Your task:
Locate every line in the material below that has the word "Horas". Copy each of those lines.

** start Given records **

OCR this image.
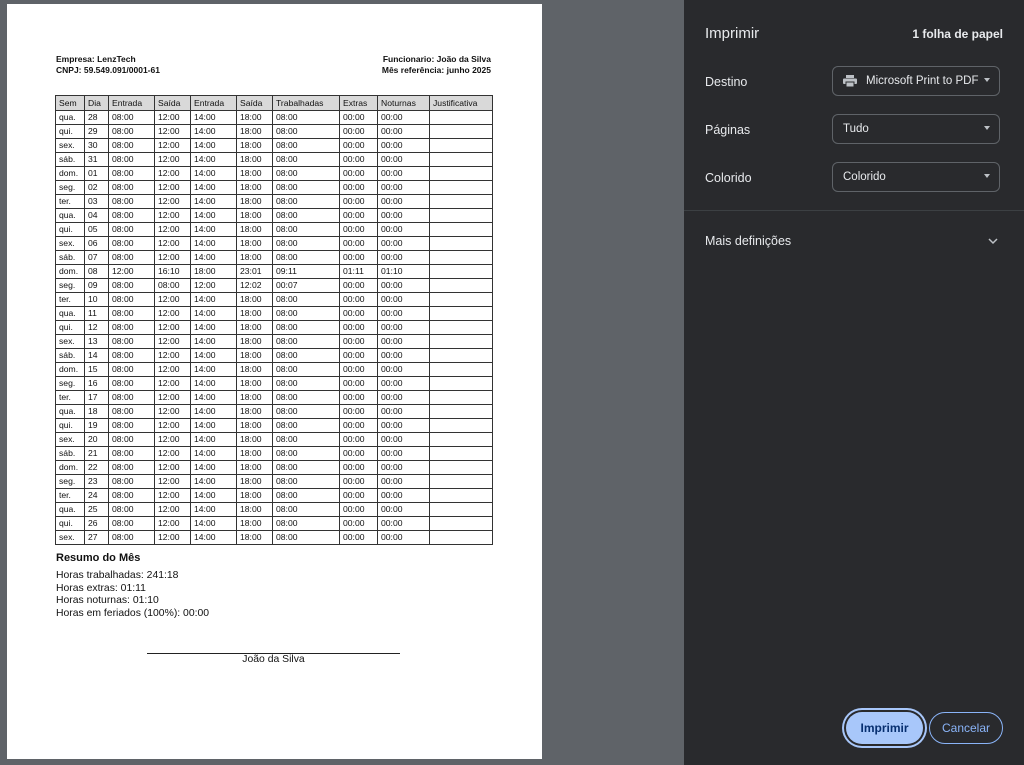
Empresa: LenzTech
CNPJ: 59.549.091/0001-61
Funcionario: João da Silva
Mês referência: junho 2025
Sem	Dia	Entrada	Saída	Entrada	Saída	Trabalhadas	Extras	Noturnas	Justificativa
qua.	28	08:00	12:00	14:00	18:00	08:00	00:00	00:00	
qui.	29	08:00	12:00	14:00	18:00	08:00	00:00	00:00	
sex.	30	08:00	12:00	14:00	18:00	08:00	00:00	00:00	
sáb.	31	08:00	12:00	14:00	18:00	08:00	00:00	00:00	
dom.	01	08:00	12:00	14:00	18:00	08:00	00:00	00:00	
seg.	02	08:00	12:00	14:00	18:00	08:00	00:00	00:00	
ter.	03	08:00	12:00	14:00	18:00	08:00	00:00	00:00	
qua.	04	08:00	12:00	14:00	18:00	08:00	00:00	00:00	
qui.	05	08:00	12:00	14:00	18:00	08:00	00:00	00:00	
sex.	06	08:00	12:00	14:00	18:00	08:00	00:00	00:00	
sáb.	07	08:00	12:00	14:00	18:00	08:00	00:00	00:00	
dom.	08	12:00	16:10	18:00	23:01	09:11	01:11	01:10	
seg.	09	08:00	08:00	12:00	12:02	00:07	00:00	00:00	
ter.	10	08:00	12:00	14:00	18:00	08:00	00:00	00:00	
qua.	11	08:00	12:00	14:00	18:00	08:00	00:00	00:00	
qui.	12	08:00	12:00	14:00	18:00	08:00	00:00	00:00	
sex.	13	08:00	12:00	14:00	18:00	08:00	00:00	00:00	
sáb.	14	08:00	12:00	14:00	18:00	08:00	00:00	00:00	
dom.	15	08:00	12:00	14:00	18:00	08:00	00:00	00:00	
seg.	16	08:00	12:00	14:00	18:00	08:00	00:00	00:00	
ter.	17	08:00	12:00	14:00	18:00	08:00	00:00	00:00	
qua.	18	08:00	12:00	14:00	18:00	08:00	00:00	00:00	
qui.	19	08:00	12:00	14:00	18:00	08:00	00:00	00:00	
sex.	20	08:00	12:00	14:00	18:00	08:00	00:00	00:00	
sáb.	21	08:00	12:00	14:00	18:00	08:00	00:00	00:00	
dom.	22	08:00	12:00	14:00	18:00	08:00	00:00	00:00	
seg.	23	08:00	12:00	14:00	18:00	08:00	00:00	00:00	
ter.	24	08:00	12:00	14:00	18:00	08:00	00:00	00:00	
qua.	25	08:00	12:00	14:00	18:00	08:00	00:00	00:00	
qui.	26	08:00	12:00	14:00	18:00	08:00	00:00	00:00	
sex.	27	08:00	12:00	14:00	18:00	08:00	00:00	00:00	
Resumo do Mês
Horas trabalhadas: 241:18
Horas extras: 01:11
Horas noturnas: 01:10
Horas em feriados (100%): 00:00
João da Silva
Imprimir	1 folha de papel
Destino	Microsoft Print to PDF
Páginas	Tudo
Colorido	Colorido
Mais definições
Imprimir	Cancelar
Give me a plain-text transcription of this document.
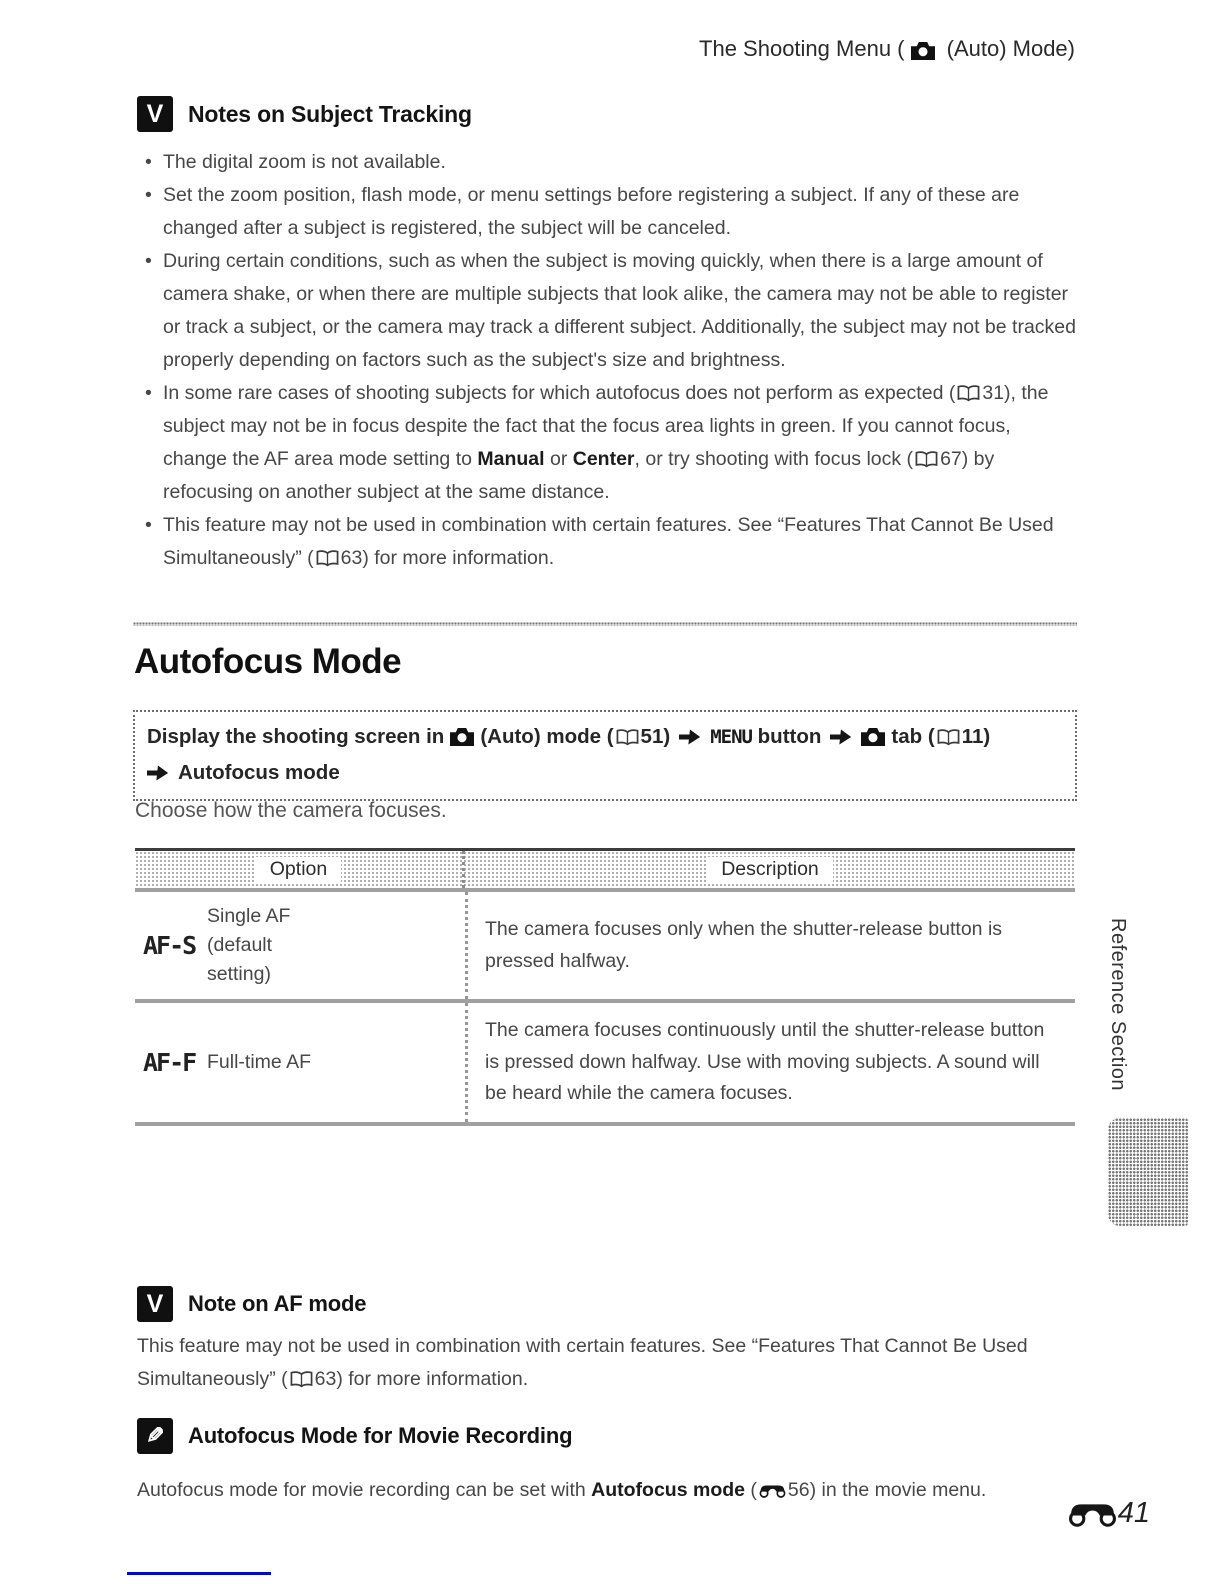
The Shooting Menu ( (Auto) Mode)
V Notes on Subject Tracking
• The digital zoom is not available.
• Set the zoom position, flash mode, or menu settings before registering a subject. If any of these are changed after a subject is registered, the subject will be canceled.
• During certain conditions, such as when the subject is moving quickly, when there is a large amount of camera shake, or when there are multiple subjects that look alike, the camera may not be able to register or track a subject, or the camera may track a different subject. Additionally, the subject may not be tracked properly depending on factors such as the subject's size and brightness.
• In some rare cases of shooting subjects for which autofocus does not perform as expected ( 31), the subject may not be in focus despite the fact that the focus area lights in green. If you cannot focus, change the AF area mode setting to Manual or Center, or try shooting with focus lock ( 67) by refocusing on another subject at the same distance.
• This feature may not be used in combination with certain features. See “Features That Cannot Be Used Simultaneously” ( 63) for more information.
Autofocus Mode
Display the shooting screen in (Auto) mode ( 51) MENU button	tab ( 11)
Autofocus mode
Choose how the camera focuses.
Option	Description
AF-S
Single AF (default setting)
The camera focuses only when the shutter-release button is pressed halfway.
AF-F Full-time AF
The camera focuses continuously until the shutter-release button is pressed down halfway. Use with moving subjects. A sound will be heard while the camera focuses.
Reference Section
V Note on AF mode
This feature may not be used in combination with certain features. See “Features That Cannot Be Used Simultaneously” ( 63) for more information.
✎ Autofocus Mode for Movie Recording
Autofocus mode for movie recording can be set with Autofocus mode ( 56) in the movie menu.
41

** end Given records **

Full answer:
Horas trabalhadas: 241:18
Horas extras: 01:11
Horas noturnas: 01:10
Horas em feriados (100%): 00:00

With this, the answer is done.